## Begin Extracted records

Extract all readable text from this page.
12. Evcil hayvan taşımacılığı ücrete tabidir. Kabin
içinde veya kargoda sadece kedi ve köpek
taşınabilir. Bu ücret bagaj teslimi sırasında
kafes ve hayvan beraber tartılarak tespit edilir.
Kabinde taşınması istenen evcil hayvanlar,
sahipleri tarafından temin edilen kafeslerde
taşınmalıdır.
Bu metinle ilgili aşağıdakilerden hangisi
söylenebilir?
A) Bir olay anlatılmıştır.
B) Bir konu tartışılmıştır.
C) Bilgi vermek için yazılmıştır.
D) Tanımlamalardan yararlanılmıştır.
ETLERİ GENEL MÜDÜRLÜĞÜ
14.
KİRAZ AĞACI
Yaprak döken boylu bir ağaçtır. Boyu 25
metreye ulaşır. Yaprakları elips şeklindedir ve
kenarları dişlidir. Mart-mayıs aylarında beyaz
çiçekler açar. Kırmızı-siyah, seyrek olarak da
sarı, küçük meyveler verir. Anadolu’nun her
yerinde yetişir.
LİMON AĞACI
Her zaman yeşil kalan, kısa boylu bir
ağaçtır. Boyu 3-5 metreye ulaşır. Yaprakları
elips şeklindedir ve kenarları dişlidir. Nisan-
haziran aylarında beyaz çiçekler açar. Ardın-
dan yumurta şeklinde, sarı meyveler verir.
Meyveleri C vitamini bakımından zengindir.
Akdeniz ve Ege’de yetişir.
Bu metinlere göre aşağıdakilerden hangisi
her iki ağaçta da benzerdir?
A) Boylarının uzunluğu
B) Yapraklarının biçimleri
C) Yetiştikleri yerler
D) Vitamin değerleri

## End Extracted records

(Given request): Nothing should be left out: return all of the records exactly.

(Final result):
Extract all readable text from this page.
12. Evcil hayvan taşımacılığı ücrete tabidir. Kabin
içinde veya kargoda sadece kedi ve köpek
taşınabilir. Bu ücret bagaj teslimi sırasında
kafes ve hayvan beraber tartılarak tespit edilir.
Kabinde taşınması istenen evcil hayvanlar,
sahipleri tarafından temin edilen kafeslerde
taşınmalıdır.
Bu metinle ilgili aşağıdakilerden hangisi
söylenebilir?
A) Bir olay anlatılmıştır.
B) Bir konu tartışılmıştır.
C) Bilgi vermek için yazılmıştır.
D) Tanımlamalardan yararlanılmıştır.
ETLERİ GENEL MÜDÜRLÜĞÜ
14.
KİRAZ AĞACI
Yaprak döken boylu bir ağaçtır. Boyu 25
metreye ulaşır. Yaprakları elips şeklindedir ve
kenarları dişlidir. Mart-mayıs aylarında beyaz
çiçekler açar. Kırmızı-siyah, seyrek olarak da
sarı, küçük meyveler verir. Anadolu’nun her
yerinde yetişir.
LİMON AĞACI
Her zaman yeşil kalan, kısa boylu bir
ağaçtır. Boyu 3-5 metreye ulaşır. Yaprakları
elips şeklindedir ve kenarları dişlidir. Nisan-
haziran aylarında beyaz çiçekler açar. Ardın-
dan yumurta şeklinde, sarı meyveler verir.
Meyveleri C vitamini bakımından zengindir.
Akdeniz ve Ege’de yetişir.
Bu metinlere göre aşağıdakilerden hangisi
her iki ağaçta da benzerdir?
A) Boylarının uzunluğu
B) Yapraklarının biçimleri
C) Yetiştikleri yerler
D) Vitamin değerleri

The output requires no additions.